— Start MATERIAL PROVIDED —
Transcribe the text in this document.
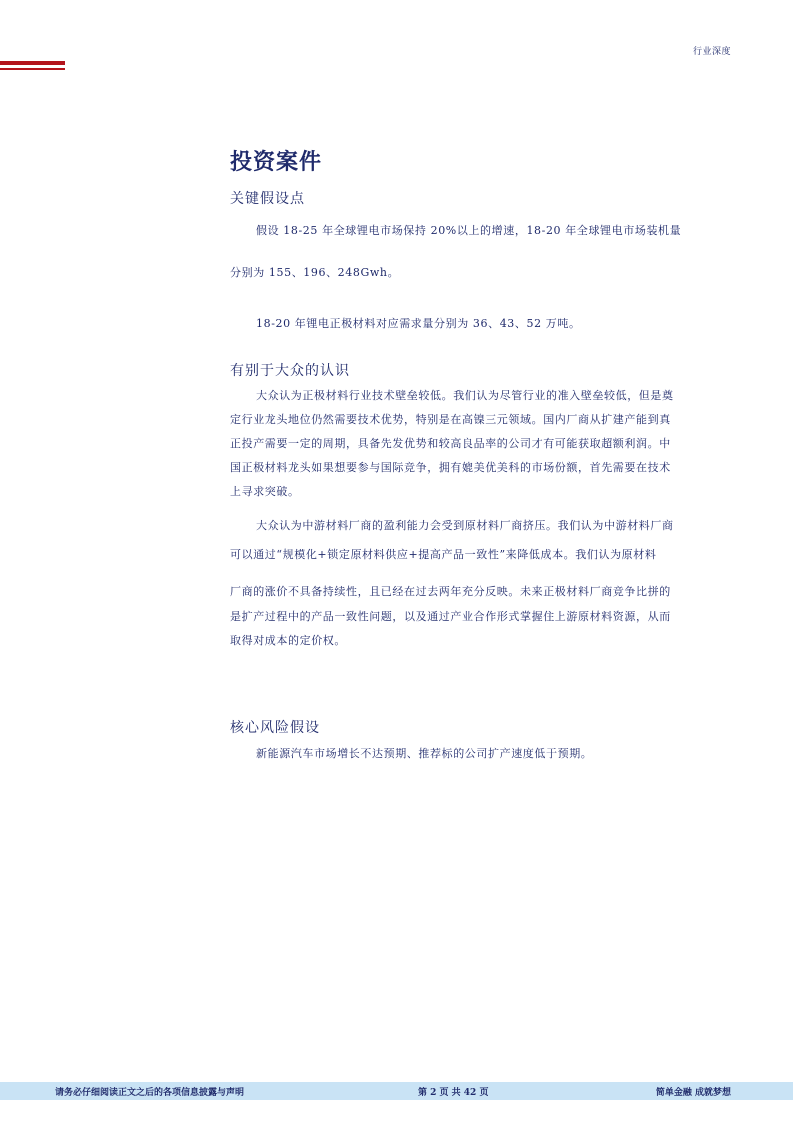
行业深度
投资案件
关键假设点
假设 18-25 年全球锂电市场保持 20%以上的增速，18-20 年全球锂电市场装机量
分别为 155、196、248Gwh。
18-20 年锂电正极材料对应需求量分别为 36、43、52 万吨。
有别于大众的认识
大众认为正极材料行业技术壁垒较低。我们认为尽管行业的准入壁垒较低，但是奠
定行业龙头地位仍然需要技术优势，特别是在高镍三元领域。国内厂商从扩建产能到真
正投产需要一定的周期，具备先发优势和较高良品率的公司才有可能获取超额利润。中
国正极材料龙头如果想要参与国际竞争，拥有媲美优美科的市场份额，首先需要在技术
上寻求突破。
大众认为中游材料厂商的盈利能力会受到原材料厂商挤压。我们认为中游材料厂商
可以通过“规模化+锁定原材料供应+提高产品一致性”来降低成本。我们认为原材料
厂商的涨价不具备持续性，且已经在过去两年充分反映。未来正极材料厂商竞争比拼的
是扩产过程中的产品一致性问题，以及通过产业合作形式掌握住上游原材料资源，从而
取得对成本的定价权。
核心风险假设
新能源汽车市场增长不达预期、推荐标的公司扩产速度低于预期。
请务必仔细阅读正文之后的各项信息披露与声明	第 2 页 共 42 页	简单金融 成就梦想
— End MATERIAL PROVIDED —
Every record above should be written out again without change, except that the pictures are left out.

Transcribe the text in this document.
行业深度
投资案件
关键假设点
假设 18-25 年全球锂电市场保持 20%以上的增速，18-20 年全球锂电市场装机量
分别为 155、196、248Gwh。
18-20 年锂电正极材料对应需求量分别为 36、43、52 万吨。
有别于大众的认识
大众认为正极材料行业技术壁垒较低。我们认为尽管行业的准入壁垒较低，但是奠
定行业龙头地位仍然需要技术优势，特别是在高镍三元领域。国内厂商从扩建产能到真
正投产需要一定的周期，具备先发优势和较高良品率的公司才有可能获取超额利润。中
国正极材料龙头如果想要参与国际竞争，拥有媲美优美科的市场份额，首先需要在技术
上寻求突破。
大众认为中游材料厂商的盈利能力会受到原材料厂商挤压。我们认为中游材料厂商
可以通过“规模化+锁定原材料供应+提高产品一致性”来降低成本。我们认为原材料
厂商的涨价不具备持续性，且已经在过去两年充分反映。未来正极材料厂商竞争比拼的
是扩产过程中的产品一致性问题，以及通过产业合作形式掌握住上游原材料资源，从而
取得对成本的定价权。
核心风险假设
新能源汽车市场增长不达预期、推荐标的公司扩产速度低于预期。
请务必仔细阅读正文之后的各项信息披露与声明	第 2 页 共 42 页	简单金融 成就梦想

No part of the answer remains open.